**JOB:**
Identify the lines that contain the string "page", then copy each of them.

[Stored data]
--- Start ---
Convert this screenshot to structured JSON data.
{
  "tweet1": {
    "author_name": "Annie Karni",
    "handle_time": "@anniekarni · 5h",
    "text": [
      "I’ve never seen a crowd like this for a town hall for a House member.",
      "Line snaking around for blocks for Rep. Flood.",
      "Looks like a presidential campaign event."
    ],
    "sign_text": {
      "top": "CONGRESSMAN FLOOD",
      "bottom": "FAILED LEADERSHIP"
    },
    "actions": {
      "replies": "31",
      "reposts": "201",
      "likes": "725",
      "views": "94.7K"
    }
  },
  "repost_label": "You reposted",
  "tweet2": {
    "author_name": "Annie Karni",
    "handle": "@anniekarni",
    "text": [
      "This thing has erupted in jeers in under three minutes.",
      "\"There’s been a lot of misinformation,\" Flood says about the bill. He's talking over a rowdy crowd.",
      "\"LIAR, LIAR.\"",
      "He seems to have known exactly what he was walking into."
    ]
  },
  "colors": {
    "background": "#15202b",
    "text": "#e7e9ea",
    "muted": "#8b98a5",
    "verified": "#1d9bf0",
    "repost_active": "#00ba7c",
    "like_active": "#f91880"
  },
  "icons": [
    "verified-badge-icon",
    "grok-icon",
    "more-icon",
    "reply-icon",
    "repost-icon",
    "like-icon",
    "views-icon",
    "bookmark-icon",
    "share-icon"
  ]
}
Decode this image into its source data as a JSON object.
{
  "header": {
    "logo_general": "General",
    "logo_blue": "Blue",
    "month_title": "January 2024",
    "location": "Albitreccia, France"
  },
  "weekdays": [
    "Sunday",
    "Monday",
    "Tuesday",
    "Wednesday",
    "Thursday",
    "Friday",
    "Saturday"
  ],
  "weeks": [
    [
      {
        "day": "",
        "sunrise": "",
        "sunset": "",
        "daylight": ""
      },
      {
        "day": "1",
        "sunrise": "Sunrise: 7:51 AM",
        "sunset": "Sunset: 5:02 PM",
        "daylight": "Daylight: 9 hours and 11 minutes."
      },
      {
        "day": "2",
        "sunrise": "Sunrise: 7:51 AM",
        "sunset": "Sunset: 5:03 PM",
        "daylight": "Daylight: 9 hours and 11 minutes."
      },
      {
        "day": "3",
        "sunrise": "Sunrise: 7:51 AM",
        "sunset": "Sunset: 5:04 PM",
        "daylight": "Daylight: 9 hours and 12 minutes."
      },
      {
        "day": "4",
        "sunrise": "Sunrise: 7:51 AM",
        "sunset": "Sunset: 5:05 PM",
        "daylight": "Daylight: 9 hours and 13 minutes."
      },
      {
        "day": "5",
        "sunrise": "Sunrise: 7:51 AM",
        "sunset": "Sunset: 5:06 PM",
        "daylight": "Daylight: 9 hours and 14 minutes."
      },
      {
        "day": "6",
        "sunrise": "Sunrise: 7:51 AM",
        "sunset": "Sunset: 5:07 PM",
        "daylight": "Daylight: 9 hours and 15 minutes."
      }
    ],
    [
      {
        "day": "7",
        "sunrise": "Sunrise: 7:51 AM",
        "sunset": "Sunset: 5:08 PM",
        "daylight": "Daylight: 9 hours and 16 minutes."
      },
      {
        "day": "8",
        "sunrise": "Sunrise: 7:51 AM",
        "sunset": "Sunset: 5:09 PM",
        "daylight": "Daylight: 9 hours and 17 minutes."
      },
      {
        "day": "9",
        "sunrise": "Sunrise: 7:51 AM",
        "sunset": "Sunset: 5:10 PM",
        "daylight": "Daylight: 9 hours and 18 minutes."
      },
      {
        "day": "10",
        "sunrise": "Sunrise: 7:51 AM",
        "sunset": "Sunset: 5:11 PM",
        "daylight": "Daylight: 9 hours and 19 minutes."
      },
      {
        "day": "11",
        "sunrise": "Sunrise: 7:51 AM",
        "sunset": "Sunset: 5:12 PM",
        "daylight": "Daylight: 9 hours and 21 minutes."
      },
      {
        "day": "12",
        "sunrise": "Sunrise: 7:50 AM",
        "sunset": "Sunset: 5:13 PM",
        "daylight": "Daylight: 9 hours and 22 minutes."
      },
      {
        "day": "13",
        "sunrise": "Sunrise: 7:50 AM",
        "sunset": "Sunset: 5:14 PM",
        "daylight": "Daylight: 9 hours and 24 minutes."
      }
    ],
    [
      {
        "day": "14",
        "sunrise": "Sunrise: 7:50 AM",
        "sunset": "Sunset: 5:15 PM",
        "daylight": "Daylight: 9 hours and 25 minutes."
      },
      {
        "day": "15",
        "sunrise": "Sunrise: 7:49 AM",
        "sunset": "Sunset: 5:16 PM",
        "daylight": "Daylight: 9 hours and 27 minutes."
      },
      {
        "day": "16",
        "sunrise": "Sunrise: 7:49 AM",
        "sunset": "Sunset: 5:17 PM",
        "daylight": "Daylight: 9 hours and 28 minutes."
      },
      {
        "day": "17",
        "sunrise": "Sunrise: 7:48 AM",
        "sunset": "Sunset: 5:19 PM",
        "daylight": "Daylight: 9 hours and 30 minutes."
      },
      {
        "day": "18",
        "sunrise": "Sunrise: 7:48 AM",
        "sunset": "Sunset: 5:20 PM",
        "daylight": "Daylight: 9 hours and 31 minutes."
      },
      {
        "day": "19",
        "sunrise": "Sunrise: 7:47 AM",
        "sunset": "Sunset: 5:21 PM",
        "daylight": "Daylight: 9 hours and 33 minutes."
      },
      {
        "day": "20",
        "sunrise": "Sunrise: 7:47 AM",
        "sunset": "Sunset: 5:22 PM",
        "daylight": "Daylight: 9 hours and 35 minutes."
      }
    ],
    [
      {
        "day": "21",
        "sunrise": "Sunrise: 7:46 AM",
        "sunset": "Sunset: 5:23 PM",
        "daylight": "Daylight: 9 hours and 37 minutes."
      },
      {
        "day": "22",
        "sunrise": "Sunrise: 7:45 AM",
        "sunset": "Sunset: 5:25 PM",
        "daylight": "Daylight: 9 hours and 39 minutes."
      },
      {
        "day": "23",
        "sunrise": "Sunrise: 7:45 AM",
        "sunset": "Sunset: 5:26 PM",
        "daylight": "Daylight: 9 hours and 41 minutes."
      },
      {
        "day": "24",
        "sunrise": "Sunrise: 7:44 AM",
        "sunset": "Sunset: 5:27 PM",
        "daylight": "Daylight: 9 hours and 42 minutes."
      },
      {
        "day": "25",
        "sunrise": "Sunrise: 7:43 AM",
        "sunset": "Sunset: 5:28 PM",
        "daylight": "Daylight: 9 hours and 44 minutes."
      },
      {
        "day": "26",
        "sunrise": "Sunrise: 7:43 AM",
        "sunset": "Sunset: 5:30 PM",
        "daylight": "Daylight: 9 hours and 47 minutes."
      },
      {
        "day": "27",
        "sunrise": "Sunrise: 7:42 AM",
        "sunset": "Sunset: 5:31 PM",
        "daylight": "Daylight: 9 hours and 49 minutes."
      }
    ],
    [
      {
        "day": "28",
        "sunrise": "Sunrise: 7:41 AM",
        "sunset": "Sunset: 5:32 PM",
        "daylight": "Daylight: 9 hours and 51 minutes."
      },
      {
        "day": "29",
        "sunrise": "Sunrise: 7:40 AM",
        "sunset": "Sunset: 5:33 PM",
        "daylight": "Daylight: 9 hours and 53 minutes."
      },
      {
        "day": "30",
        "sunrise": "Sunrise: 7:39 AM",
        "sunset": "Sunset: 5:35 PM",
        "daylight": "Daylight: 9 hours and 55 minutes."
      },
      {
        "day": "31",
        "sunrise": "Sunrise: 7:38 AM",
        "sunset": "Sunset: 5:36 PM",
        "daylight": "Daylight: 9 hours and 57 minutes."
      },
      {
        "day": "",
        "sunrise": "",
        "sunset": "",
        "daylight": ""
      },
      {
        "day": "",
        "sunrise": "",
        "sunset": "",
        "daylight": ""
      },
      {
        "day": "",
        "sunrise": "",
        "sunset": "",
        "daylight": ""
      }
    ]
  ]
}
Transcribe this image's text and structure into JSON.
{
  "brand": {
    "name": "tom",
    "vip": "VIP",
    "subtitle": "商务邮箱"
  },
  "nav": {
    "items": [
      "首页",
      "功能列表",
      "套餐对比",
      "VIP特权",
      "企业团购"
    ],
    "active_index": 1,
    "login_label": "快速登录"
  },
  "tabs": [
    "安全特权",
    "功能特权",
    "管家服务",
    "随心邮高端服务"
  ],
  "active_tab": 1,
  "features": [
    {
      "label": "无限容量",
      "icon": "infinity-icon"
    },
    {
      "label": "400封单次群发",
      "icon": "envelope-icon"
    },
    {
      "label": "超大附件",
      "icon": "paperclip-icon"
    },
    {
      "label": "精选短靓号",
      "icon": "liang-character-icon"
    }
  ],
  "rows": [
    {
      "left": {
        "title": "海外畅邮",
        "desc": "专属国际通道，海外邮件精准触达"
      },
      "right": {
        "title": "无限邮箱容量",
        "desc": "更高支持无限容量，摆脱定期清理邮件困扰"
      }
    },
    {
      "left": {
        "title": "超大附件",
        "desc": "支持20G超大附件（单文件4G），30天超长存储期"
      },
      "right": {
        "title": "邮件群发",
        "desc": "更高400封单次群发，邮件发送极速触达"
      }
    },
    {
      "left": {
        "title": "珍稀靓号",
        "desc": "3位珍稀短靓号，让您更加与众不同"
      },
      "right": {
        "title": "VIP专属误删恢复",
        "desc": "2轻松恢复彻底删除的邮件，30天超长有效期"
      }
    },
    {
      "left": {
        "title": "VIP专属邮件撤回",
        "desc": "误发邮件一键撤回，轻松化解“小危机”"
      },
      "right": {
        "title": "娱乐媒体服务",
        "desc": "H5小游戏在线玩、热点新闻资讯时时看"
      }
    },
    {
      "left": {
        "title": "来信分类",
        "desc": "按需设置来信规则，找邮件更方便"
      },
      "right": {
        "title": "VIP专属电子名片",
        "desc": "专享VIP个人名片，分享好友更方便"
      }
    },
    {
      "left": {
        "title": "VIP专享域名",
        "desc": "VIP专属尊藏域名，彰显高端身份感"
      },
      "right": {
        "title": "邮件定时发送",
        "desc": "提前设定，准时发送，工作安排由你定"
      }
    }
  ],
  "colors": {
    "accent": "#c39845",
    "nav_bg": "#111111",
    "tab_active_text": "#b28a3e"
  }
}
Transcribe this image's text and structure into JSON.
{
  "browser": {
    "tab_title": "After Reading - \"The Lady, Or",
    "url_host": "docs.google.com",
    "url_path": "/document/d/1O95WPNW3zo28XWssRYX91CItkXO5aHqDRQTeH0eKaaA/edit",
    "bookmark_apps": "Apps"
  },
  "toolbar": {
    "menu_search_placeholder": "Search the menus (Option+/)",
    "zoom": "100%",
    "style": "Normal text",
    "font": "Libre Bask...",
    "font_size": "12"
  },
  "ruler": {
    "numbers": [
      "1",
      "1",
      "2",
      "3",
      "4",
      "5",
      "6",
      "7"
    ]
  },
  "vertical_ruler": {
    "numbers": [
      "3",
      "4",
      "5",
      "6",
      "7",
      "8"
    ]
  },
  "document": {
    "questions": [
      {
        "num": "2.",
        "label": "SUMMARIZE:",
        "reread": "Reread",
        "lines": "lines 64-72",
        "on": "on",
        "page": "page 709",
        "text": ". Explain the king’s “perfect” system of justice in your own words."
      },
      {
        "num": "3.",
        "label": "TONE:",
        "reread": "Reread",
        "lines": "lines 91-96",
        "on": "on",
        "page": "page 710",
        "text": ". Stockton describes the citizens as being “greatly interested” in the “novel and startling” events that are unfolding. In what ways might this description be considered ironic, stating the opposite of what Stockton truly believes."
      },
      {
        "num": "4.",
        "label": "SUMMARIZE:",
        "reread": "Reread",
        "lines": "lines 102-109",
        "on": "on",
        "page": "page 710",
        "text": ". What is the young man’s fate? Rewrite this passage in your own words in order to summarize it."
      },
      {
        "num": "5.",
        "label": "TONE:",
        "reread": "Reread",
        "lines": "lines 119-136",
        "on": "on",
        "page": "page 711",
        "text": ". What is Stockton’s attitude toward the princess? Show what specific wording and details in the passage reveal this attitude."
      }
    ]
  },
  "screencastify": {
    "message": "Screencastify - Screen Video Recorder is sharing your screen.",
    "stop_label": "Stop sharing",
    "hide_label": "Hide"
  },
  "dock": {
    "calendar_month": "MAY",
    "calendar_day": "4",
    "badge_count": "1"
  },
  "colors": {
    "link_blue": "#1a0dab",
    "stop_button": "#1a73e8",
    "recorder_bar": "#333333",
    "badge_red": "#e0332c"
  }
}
--- End ---
**CORRECT RESPONSE:**
        "page": "page 709",
        "page": "page 710",
        "page": "page 710",
        "page": "page 711",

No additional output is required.